TASK:
Copy each line that has the string "AHRQ" somewhere in it.

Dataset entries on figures
------------------------

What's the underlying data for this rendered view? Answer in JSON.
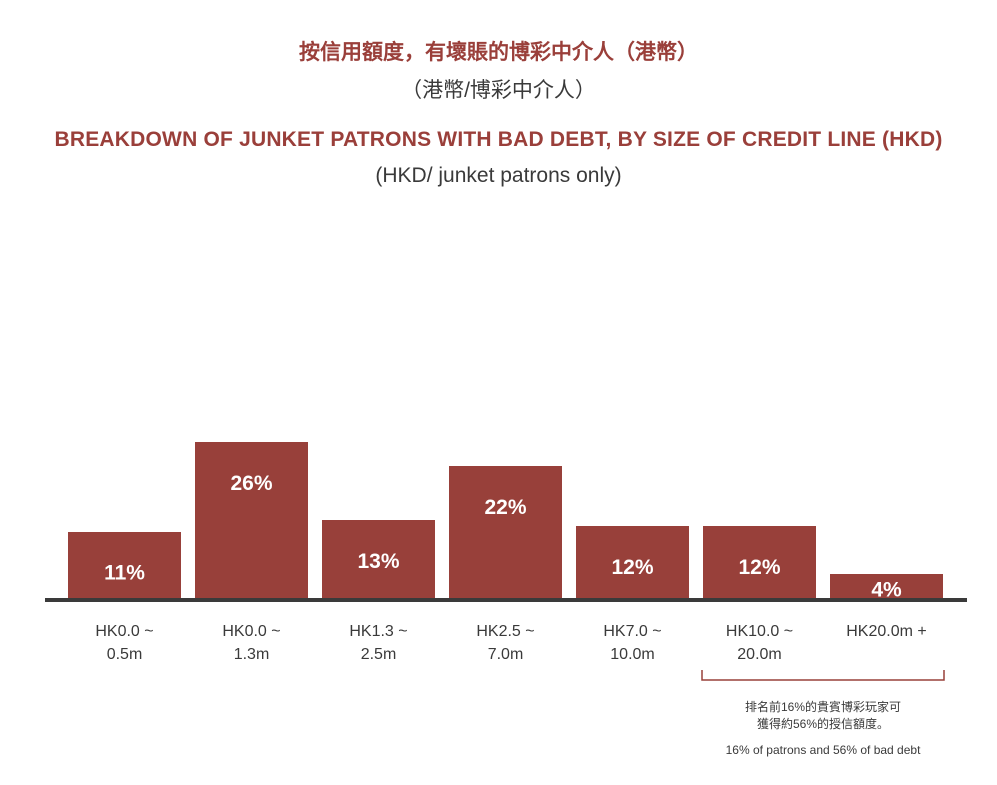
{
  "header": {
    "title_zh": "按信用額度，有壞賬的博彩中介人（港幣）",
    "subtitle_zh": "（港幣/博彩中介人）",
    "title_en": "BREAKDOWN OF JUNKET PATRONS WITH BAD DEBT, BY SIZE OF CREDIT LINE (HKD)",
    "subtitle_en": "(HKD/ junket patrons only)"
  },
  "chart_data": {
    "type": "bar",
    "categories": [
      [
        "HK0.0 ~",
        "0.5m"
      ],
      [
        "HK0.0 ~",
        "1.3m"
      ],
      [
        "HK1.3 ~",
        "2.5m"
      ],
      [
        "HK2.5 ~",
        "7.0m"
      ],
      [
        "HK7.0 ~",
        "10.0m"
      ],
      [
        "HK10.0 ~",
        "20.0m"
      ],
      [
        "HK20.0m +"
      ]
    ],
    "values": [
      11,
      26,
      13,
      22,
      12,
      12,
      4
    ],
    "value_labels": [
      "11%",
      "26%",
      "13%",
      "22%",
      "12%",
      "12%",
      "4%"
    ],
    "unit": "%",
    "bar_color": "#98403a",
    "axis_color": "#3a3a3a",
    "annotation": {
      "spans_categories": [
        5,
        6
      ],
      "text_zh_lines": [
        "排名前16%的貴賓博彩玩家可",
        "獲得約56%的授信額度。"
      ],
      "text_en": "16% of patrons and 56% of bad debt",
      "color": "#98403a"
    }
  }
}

------------------------

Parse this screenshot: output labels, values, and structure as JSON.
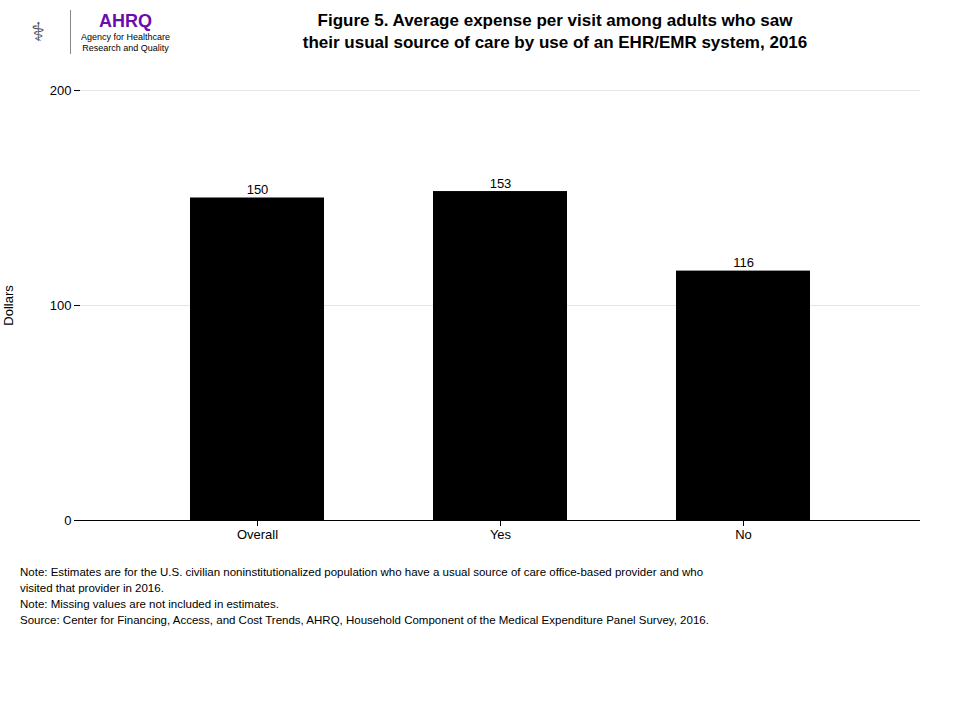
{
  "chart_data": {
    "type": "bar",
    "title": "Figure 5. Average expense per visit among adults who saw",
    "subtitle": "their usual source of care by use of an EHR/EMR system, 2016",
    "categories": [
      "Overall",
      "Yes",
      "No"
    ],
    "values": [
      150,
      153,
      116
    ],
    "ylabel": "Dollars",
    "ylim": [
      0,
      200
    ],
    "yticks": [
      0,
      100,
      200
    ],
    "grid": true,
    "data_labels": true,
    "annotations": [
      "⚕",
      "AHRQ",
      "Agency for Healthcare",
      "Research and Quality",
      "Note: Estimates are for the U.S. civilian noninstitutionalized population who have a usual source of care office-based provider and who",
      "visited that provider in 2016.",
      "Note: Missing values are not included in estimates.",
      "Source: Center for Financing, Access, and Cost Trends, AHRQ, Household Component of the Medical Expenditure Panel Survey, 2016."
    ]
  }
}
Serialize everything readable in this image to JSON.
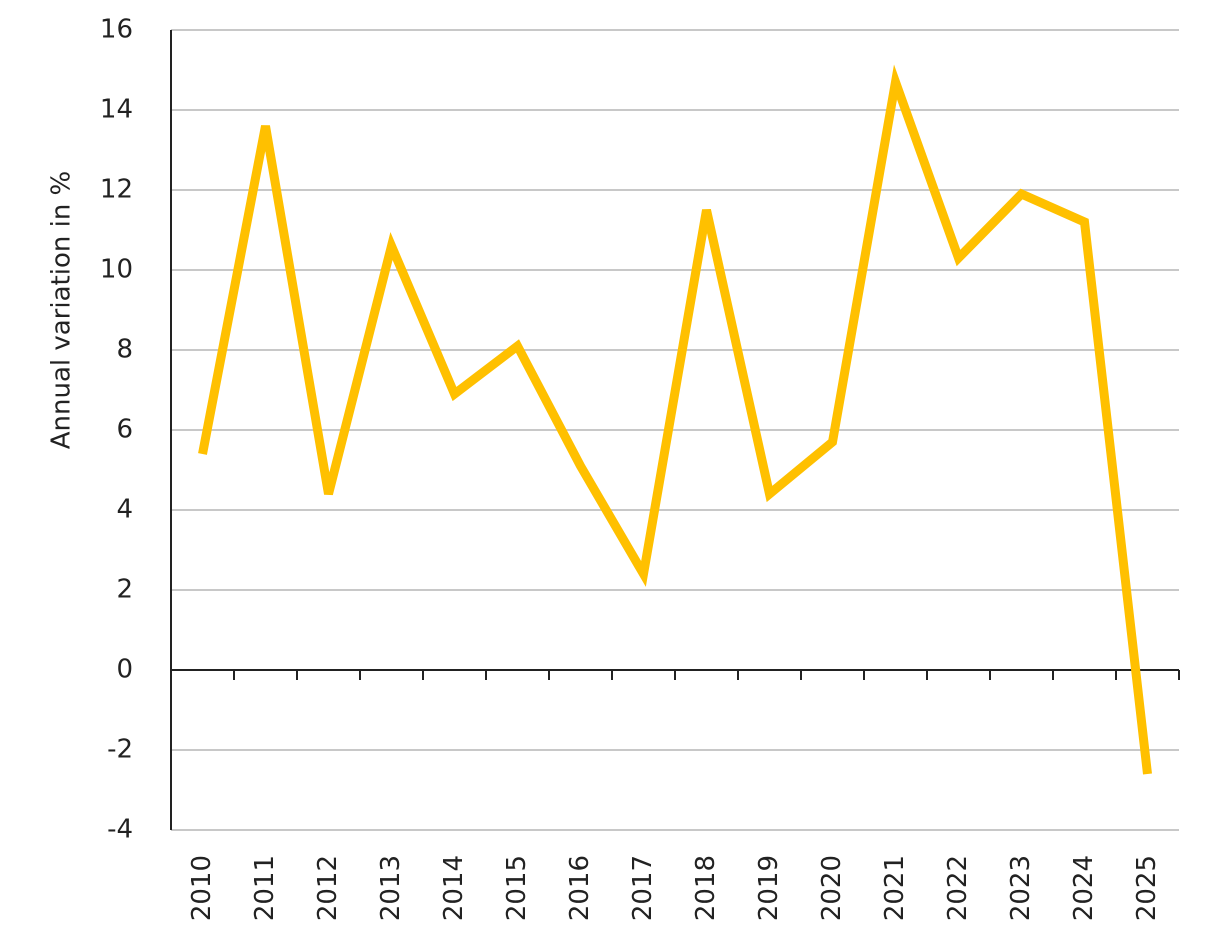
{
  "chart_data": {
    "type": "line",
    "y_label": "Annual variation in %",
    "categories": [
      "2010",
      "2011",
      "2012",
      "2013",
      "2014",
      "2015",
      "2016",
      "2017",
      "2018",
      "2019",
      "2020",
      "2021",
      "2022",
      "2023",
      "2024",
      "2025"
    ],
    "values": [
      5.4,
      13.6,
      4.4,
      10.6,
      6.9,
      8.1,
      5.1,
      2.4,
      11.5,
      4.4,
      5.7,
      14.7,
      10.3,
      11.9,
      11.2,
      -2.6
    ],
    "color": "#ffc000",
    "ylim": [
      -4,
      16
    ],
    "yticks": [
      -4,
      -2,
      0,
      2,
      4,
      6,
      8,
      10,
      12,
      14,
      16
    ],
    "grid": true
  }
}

------------------------

OUTPUT OF THE EXERCISE:
      "AHRQ",
      "Source: Center for Financing, Access, and Cost Trends, AHRQ, Household Component of the Medical Expenditure Panel Survey, 2016."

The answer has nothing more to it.